[begin Data extract]
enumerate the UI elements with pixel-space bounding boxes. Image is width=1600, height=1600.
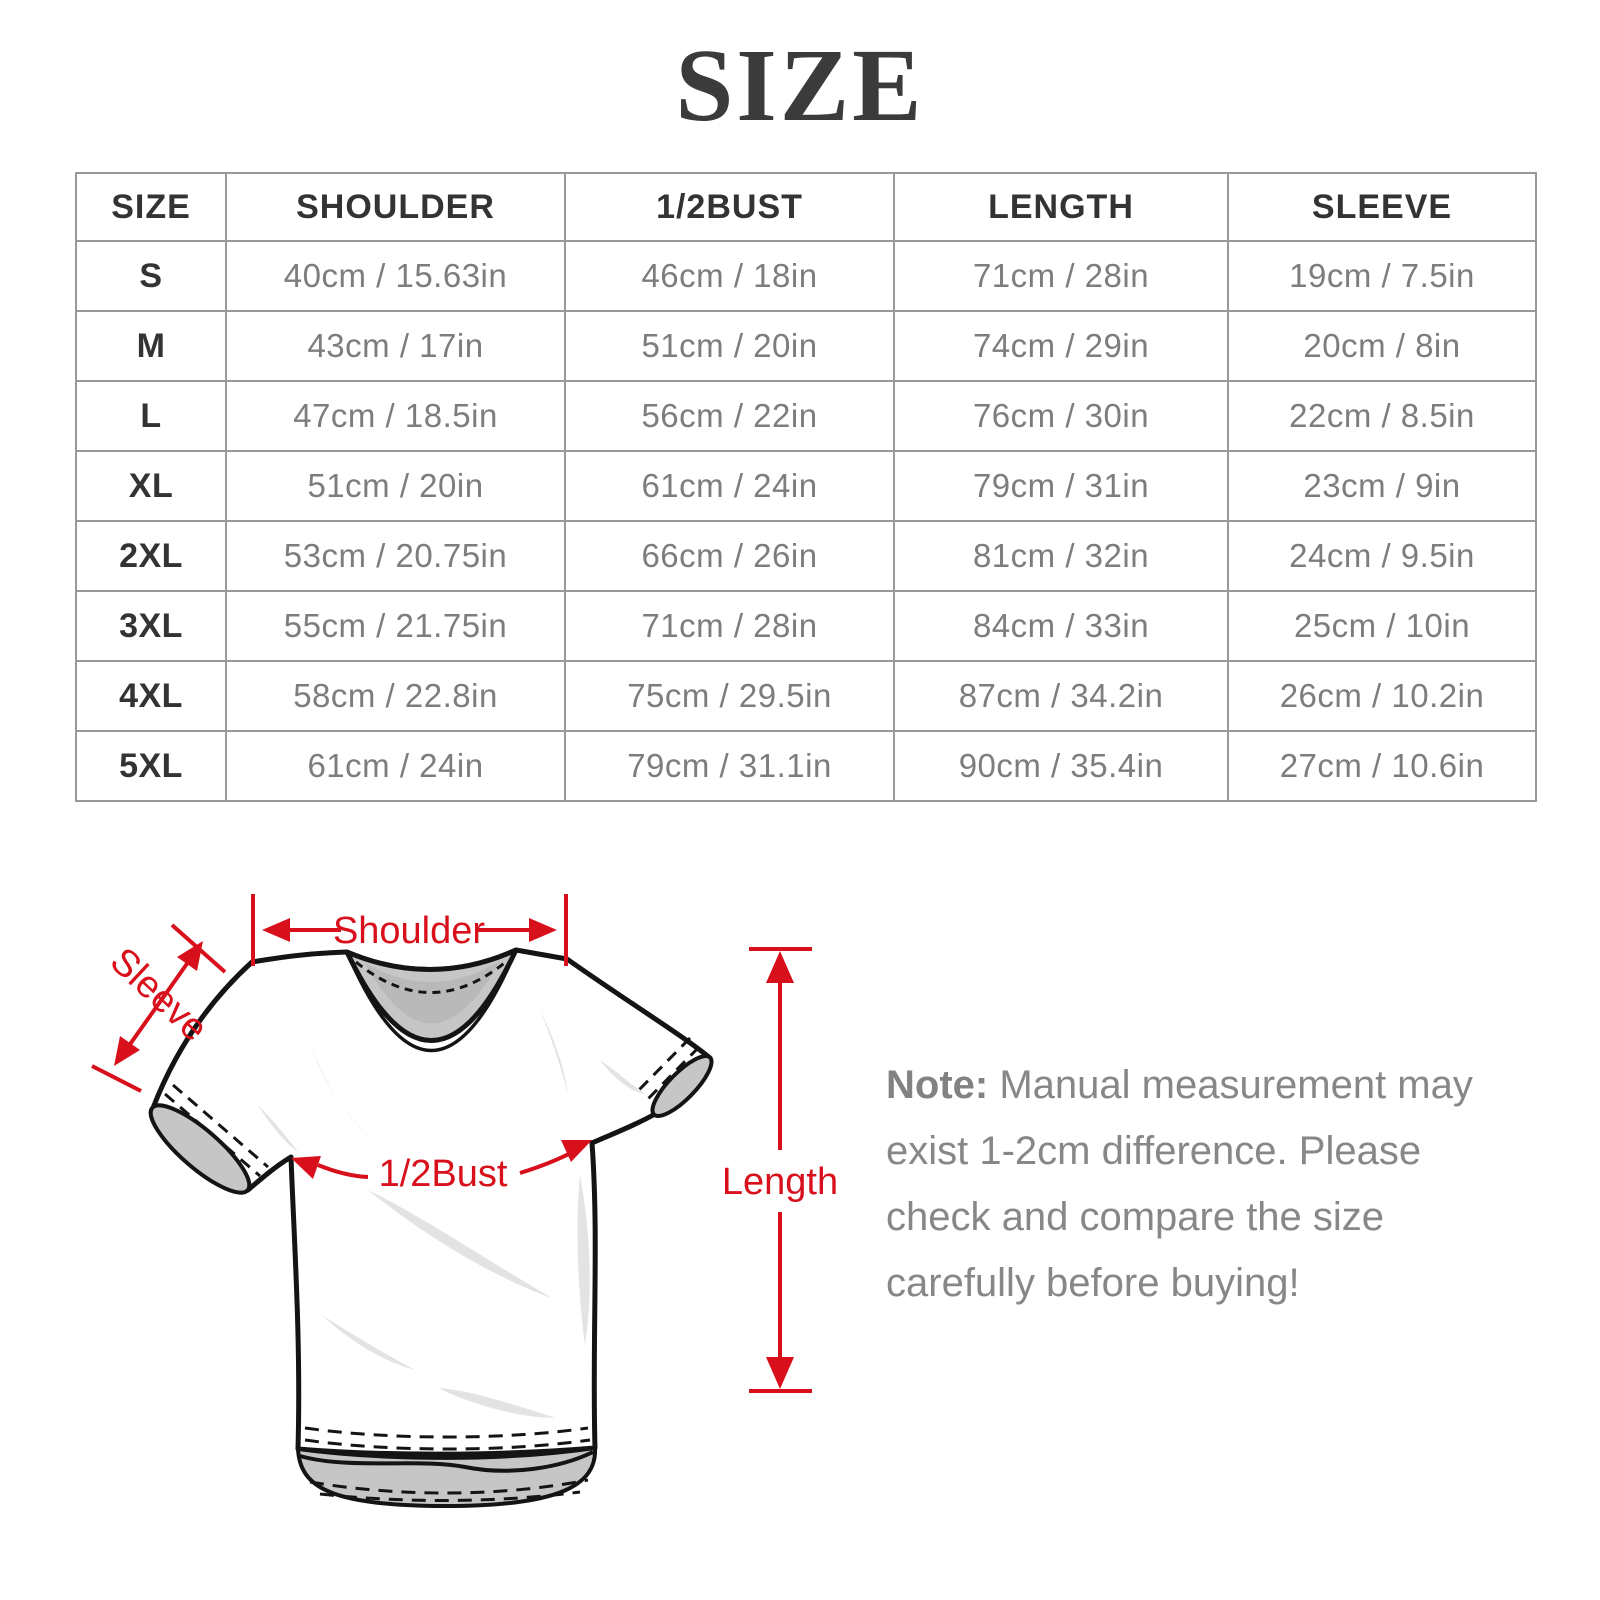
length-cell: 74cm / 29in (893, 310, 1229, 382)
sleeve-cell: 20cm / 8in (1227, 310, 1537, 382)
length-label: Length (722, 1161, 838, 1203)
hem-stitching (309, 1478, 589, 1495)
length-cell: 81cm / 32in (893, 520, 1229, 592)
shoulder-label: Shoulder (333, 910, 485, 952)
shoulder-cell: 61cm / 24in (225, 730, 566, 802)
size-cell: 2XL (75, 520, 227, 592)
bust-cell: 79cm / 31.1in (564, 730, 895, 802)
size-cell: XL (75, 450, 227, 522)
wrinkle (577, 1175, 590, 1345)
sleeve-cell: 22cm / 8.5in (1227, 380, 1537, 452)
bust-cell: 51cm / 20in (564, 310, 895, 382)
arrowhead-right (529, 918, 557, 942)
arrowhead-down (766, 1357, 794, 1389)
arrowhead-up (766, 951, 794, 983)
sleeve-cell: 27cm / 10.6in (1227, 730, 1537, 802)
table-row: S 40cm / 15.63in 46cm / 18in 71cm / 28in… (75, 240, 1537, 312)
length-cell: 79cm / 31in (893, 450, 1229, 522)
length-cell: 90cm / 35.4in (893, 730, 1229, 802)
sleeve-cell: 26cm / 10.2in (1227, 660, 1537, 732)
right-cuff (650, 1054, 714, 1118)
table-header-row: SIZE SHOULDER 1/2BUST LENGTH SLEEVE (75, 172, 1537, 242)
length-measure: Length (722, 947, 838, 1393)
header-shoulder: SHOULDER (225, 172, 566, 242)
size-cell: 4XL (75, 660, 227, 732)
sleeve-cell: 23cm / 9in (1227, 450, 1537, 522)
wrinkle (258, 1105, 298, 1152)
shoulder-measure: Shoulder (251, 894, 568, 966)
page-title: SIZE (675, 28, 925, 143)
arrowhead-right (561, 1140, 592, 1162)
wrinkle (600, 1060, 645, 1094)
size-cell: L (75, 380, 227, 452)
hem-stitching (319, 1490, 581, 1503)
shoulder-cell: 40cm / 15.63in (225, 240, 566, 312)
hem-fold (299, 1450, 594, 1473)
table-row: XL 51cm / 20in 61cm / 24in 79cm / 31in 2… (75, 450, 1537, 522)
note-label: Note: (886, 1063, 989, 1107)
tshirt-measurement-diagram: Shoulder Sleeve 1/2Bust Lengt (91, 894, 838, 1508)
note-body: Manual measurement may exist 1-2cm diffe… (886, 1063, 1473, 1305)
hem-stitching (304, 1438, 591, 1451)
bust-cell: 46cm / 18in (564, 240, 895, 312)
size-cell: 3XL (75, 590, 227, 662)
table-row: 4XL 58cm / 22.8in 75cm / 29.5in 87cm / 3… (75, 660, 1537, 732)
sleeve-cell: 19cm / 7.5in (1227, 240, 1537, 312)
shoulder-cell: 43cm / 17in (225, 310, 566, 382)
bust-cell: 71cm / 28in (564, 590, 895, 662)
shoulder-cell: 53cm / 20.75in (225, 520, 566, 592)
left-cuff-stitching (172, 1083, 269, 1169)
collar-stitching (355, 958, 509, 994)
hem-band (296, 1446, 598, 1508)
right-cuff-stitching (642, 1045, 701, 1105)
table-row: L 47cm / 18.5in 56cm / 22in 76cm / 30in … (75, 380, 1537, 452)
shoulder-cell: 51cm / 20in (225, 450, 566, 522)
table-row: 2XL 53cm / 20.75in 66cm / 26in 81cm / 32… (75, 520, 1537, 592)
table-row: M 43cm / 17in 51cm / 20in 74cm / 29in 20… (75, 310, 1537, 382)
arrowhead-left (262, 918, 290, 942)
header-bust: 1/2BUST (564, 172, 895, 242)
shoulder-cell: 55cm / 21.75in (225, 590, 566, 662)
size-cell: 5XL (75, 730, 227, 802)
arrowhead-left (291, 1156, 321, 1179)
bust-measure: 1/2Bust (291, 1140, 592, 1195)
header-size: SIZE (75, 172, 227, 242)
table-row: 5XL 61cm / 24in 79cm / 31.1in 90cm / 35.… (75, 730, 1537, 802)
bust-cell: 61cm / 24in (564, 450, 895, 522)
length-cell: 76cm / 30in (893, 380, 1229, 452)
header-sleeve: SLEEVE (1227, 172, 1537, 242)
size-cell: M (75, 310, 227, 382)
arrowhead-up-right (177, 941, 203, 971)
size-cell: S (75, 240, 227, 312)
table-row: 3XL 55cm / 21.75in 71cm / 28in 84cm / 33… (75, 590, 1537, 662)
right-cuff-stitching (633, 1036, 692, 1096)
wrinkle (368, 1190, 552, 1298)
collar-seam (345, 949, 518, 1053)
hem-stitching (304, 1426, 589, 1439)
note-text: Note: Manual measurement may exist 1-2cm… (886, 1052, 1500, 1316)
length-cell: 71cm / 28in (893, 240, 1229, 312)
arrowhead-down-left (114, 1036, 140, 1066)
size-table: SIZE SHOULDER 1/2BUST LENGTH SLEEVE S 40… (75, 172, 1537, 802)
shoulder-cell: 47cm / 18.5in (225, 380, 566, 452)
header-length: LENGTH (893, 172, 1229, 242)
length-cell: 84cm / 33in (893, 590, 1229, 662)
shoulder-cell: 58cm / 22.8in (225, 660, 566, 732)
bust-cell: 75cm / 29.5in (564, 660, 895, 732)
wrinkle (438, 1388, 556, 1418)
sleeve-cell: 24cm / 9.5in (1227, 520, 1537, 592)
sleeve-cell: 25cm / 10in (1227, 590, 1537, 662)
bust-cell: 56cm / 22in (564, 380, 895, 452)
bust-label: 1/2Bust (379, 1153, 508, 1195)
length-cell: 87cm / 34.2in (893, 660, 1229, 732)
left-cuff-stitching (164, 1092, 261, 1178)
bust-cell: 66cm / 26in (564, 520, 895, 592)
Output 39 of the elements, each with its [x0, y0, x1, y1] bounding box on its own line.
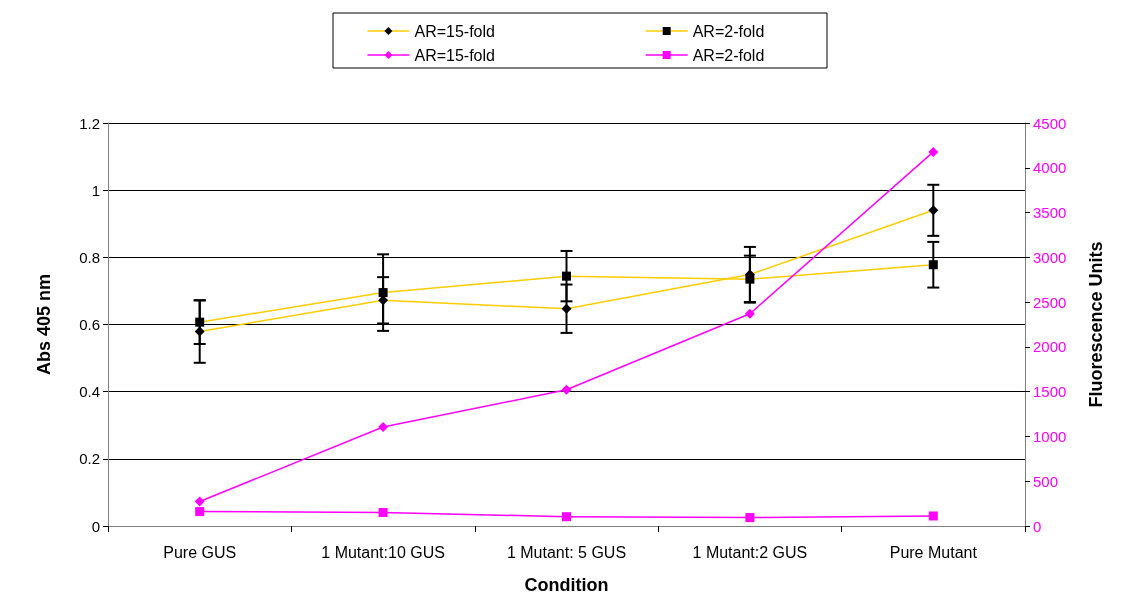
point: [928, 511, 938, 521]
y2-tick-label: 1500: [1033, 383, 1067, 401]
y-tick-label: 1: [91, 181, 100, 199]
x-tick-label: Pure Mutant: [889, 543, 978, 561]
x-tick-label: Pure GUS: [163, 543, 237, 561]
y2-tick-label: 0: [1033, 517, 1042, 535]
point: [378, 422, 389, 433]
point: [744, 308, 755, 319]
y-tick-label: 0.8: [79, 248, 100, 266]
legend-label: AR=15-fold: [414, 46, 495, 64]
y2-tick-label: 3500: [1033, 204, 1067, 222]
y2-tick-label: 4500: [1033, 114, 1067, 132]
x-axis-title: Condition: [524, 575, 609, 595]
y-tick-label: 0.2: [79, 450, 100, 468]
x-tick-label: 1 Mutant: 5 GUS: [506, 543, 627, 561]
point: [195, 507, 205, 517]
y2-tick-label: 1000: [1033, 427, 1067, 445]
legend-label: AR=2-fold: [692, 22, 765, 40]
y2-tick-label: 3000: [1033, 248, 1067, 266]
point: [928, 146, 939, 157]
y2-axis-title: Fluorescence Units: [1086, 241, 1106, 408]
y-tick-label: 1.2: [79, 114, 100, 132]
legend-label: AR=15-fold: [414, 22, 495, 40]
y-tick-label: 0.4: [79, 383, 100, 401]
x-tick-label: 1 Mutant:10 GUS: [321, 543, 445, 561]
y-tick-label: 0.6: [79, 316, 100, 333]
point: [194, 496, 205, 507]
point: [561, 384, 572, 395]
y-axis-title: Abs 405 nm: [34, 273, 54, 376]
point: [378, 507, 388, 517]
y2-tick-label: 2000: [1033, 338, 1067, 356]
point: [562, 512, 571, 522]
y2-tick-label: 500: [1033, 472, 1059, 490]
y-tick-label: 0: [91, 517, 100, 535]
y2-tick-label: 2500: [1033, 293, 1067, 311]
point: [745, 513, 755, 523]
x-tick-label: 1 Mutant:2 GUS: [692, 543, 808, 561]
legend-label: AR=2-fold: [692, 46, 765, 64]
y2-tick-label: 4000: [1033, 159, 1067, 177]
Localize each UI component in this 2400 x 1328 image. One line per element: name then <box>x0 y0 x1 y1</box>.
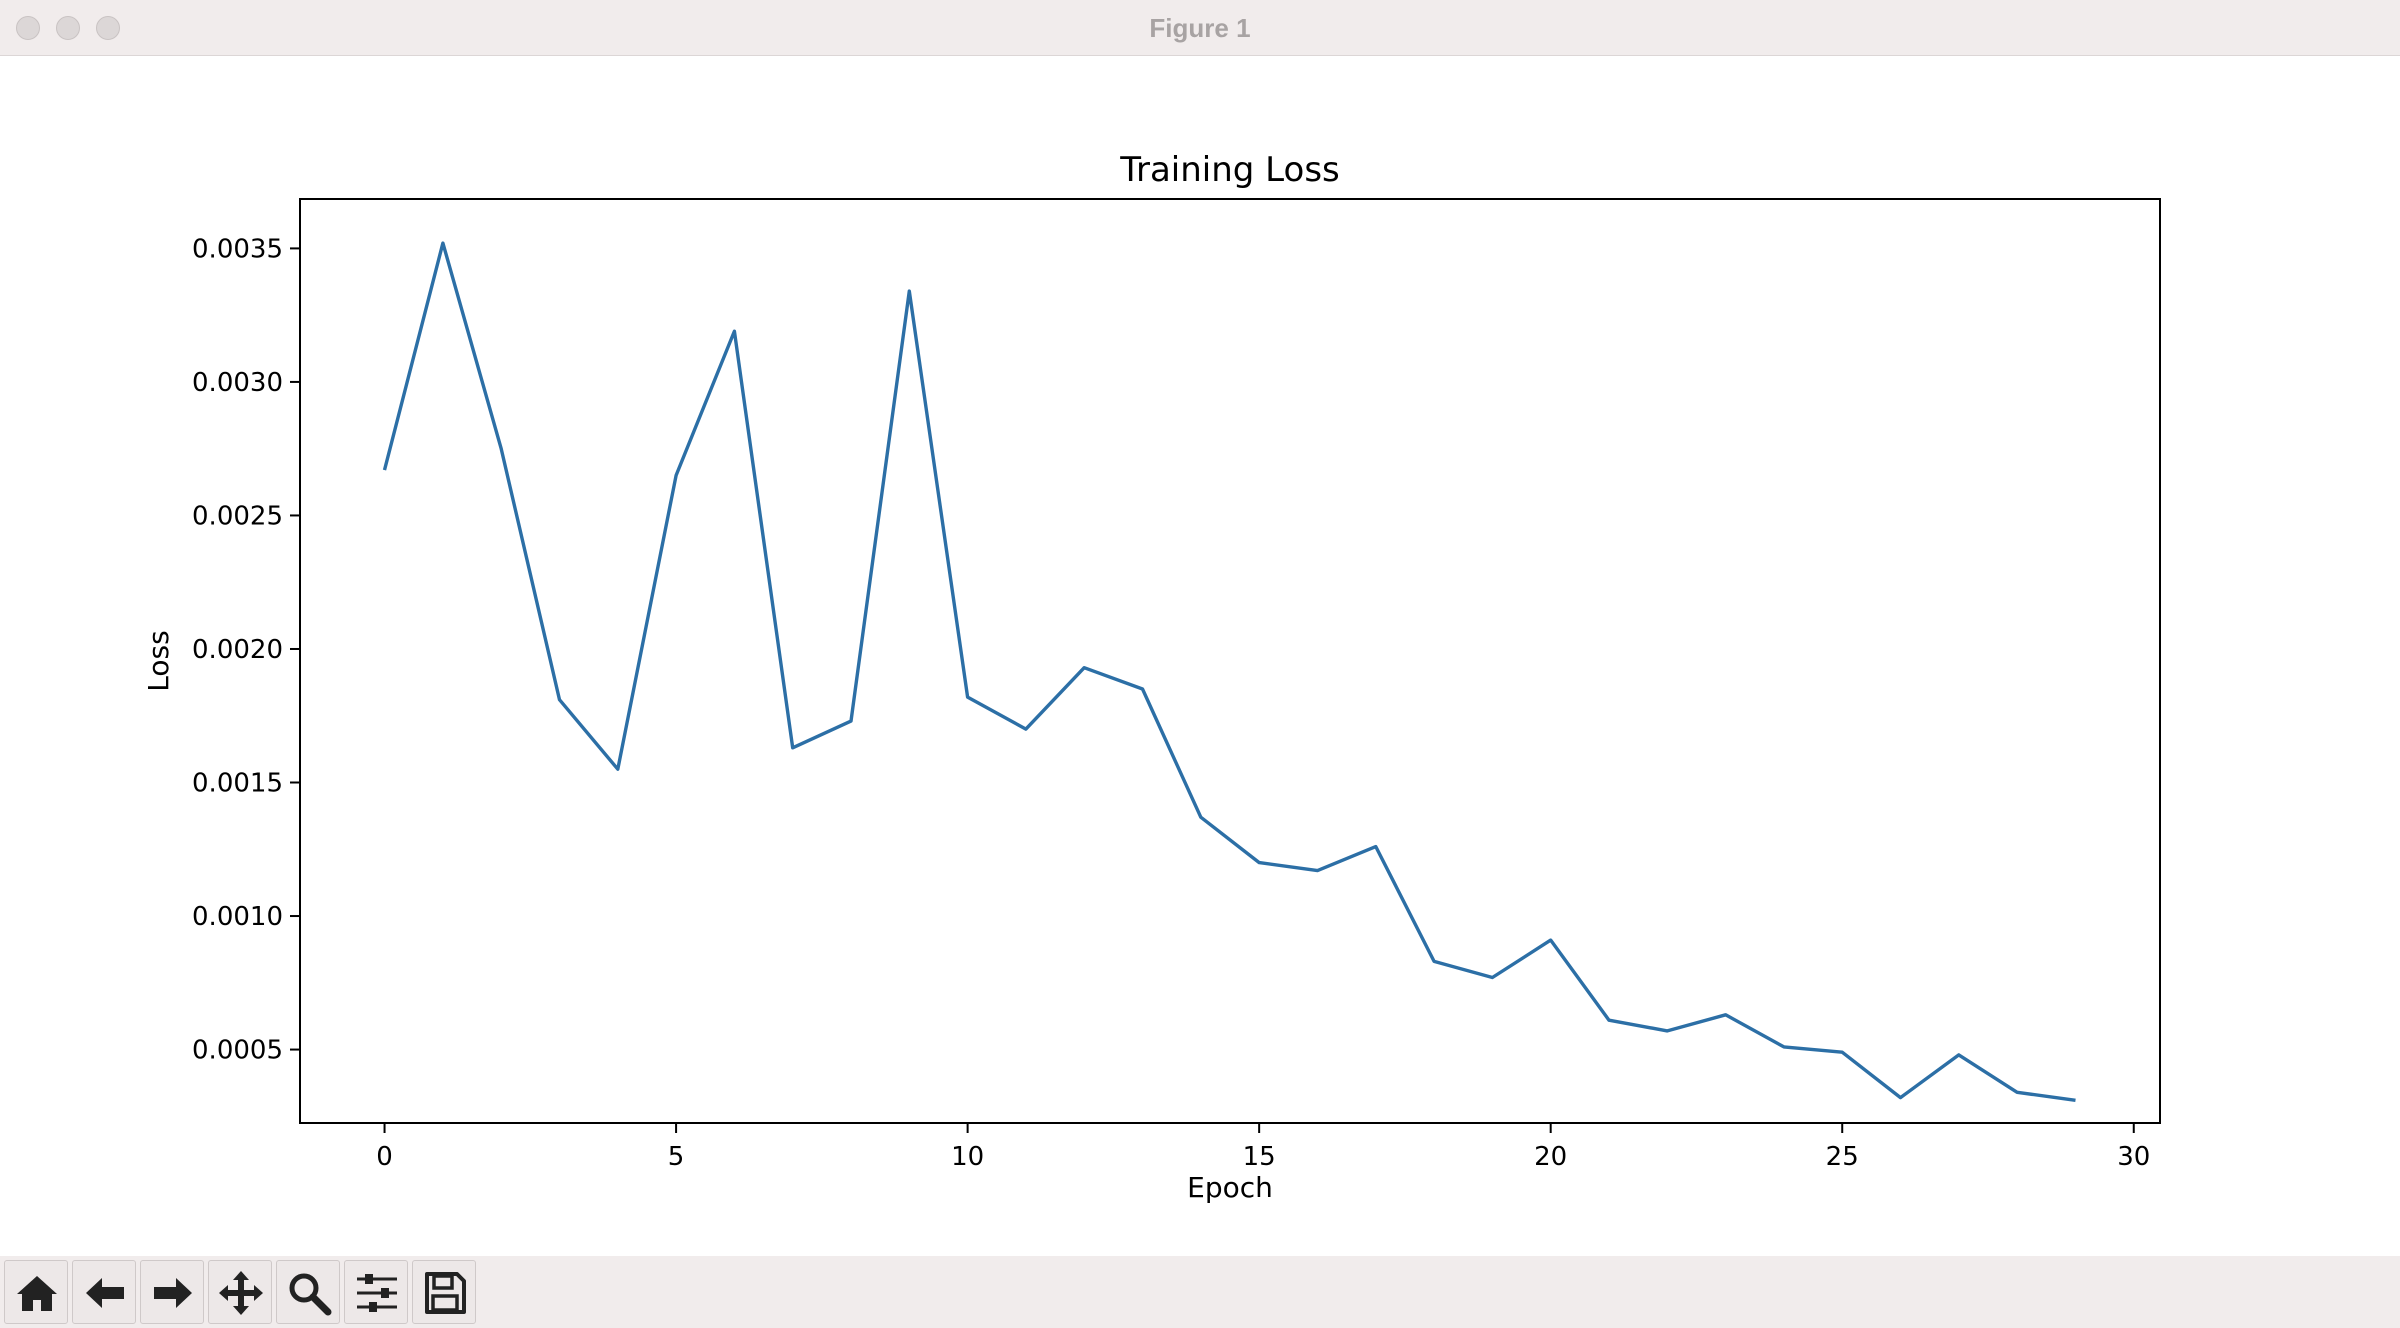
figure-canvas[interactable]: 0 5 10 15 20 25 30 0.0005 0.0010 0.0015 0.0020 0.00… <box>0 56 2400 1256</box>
[end Data extract]
# Work to complete
Render everything from the line containing "length-cell: 74cm /" down through the line containing "bust-cell: 51cm / 20in (564, 310, 895, 382)", both included, as a Markdown table with the columns Row and Record, omitting any blank lines.

# Result of this task
| Row | Record |
|---|---|
| 1 | length-cell: 74cm / 29in (893, 310, 1229, 382) |
| 2 | sleeve-cell: 20cm / 8in (1227, 310, 1537, 382) |
| 3 | length-label: Length (722, 1161, 838, 1203) |
| 4 | hem-stitching (309, 1478, 589, 1495) |
| 5 | length-cell: 81cm / 32in (893, 520, 1229, 592) |
| 6 | shoulder-label: Shoulder (333, 910, 485, 952) |
| 7 | shoulder-cell: 61cm / 24in (225, 730, 566, 802) |
| 8 | size-cell: 2XL (75, 520, 227, 592) |
| 9 | bust-cell: 79cm / 31.1in (564, 730, 895, 802) |
| 10 | size-cell: XL (75, 450, 227, 522) |
| 11 | wrinkle (577, 1175, 590, 1345) |
| 12 | sleeve-cell: 22cm / 8.5in (1227, 380, 1537, 452) |
| 13 | bust-cell: 51cm / 20in (564, 310, 895, 382) |